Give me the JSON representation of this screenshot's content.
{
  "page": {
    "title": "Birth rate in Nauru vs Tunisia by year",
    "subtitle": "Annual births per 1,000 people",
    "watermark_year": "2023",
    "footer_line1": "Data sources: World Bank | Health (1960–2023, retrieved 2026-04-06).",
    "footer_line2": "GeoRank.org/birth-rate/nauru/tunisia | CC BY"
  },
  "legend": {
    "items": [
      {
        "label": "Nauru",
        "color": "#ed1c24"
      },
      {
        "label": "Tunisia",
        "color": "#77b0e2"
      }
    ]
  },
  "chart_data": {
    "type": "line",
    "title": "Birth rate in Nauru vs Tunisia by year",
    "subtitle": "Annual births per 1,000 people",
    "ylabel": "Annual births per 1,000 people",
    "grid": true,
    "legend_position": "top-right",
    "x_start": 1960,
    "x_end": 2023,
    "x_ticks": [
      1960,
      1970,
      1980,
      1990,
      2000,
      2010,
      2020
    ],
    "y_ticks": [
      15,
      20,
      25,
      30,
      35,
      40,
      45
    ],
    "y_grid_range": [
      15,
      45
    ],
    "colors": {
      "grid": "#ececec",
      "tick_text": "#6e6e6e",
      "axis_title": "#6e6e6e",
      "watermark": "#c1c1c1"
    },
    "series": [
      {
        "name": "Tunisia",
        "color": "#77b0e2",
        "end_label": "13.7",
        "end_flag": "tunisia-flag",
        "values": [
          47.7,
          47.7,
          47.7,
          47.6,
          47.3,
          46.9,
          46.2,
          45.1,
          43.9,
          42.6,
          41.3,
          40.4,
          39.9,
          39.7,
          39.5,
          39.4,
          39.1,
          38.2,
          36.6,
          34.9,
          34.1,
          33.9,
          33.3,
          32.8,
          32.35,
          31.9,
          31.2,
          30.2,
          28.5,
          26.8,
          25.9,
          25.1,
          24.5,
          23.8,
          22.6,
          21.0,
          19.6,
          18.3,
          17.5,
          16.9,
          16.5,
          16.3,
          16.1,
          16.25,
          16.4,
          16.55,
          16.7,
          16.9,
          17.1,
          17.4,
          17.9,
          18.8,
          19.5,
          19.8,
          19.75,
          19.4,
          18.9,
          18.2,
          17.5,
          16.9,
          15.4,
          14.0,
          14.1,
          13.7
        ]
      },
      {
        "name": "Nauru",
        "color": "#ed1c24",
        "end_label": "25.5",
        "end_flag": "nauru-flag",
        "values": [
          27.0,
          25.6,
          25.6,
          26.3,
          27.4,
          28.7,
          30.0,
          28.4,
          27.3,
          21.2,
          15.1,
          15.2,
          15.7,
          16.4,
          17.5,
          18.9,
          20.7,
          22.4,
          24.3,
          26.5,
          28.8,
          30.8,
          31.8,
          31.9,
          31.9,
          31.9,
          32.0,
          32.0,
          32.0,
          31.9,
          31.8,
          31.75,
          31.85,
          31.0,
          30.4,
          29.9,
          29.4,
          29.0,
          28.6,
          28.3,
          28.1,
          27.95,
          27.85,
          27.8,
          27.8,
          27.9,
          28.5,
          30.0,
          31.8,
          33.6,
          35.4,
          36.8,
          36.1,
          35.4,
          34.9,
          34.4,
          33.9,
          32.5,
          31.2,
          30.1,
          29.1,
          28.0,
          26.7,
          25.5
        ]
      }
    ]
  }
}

TASK DIRECTIONS: Make an exact copy of all the data.

EXERCISE RESULT:
Give me the JSON representation of this screenshot's content.
{
  "page": {
    "title": "Birth rate in Nauru vs Tunisia by year",
    "subtitle": "Annual births per 1,000 people",
    "watermark_year": "2023",
    "footer_line1": "Data sources: World Bank | Health (1960–2023, retrieved 2026-04-06).",
    "footer_line2": "GeoRank.org/birth-rate/nauru/tunisia | CC BY"
  },
  "legend": {
    "items": [
      {
        "label": "Nauru",
        "color": "#ed1c24"
      },
      {
        "label": "Tunisia",
        "color": "#77b0e2"
      }
    ]
  },
  "chart_data": {
    "type": "line",
    "title": "Birth rate in Nauru vs Tunisia by year",
    "subtitle": "Annual births per 1,000 people",
    "ylabel": "Annual births per 1,000 people",
    "grid": true,
    "legend_position": "top-right",
    "x_start": 1960,
    "x_end": 2023,
    "x_ticks": [
      1960,
      1970,
      1980,
      1990,
      2000,
      2010,
      2020
    ],
    "y_ticks": [
      15,
      20,
      25,
      30,
      35,
      40,
      45
    ],
    "y_grid_range": [
      15,
      45
    ],
    "colors": {
      "grid": "#ececec",
      "tick_text": "#6e6e6e",
      "axis_title": "#6e6e6e",
      "watermark": "#c1c1c1"
    },
    "series": [
      {
        "name": "Tunisia",
        "color": "#77b0e2",
        "end_label": "13.7",
        "end_flag": "tunisia-flag",
        "values": [
          47.7,
          47.7,
          47.7,
          47.6,
          47.3,
          46.9,
          46.2,
          45.1,
          43.9,
          42.6,
          41.3,
          40.4,
          39.9,
          39.7,
          39.5,
          39.4,
          39.1,
          38.2,
          36.6,
          34.9,
          34.1,
          33.9,
          33.3,
          32.8,
          32.35,
          31.9,
          31.2,
          30.2,
          28.5,
          26.8,
          25.9,
          25.1,
          24.5,
          23.8,
          22.6,
          21.0,
          19.6,
          18.3,
          17.5,
          16.9,
          16.5,
          16.3,
          16.1,
          16.25,
          16.4,
          16.55,
          16.7,
          16.9,
          17.1,
          17.4,
          17.9,
          18.8,
          19.5,
          19.8,
          19.75,
          19.4,
          18.9,
          18.2,
          17.5,
          16.9,
          15.4,
          14.0,
          14.1,
          13.7
        ]
      },
      {
        "name": "Nauru",
        "color": "#ed1c24",
        "end_label": "25.5",
        "end_flag": "nauru-flag",
        "values": [
          27.0,
          25.6,
          25.6,
          26.3,
          27.4,
          28.7,
          30.0,
          28.4,
          27.3,
          21.2,
          15.1,
          15.2,
          15.7,
          16.4,
          17.5,
          18.9,
          20.7,
          22.4,
          24.3,
          26.5,
          28.8,
          30.8,
          31.8,
          31.9,
          31.9,
          31.9,
          32.0,
          32.0,
          32.0,
          31.9,
          31.8,
          31.75,
          31.85,
          31.0,
          30.4,
          29.9,
          29.4,
          29.0,
          28.6,
          28.3,
          28.1,
          27.95,
          27.85,
          27.8,
          27.8,
          27.9,
          28.5,
          30.0,
          31.8,
          33.6,
          35.4,
          36.8,
          36.1,
          35.4,
          34.9,
          34.4,
          33.9,
          32.5,
          31.2,
          30.1,
          29.1,
          28.0,
          26.7,
          25.5
        ]
      }
    ]
  }
}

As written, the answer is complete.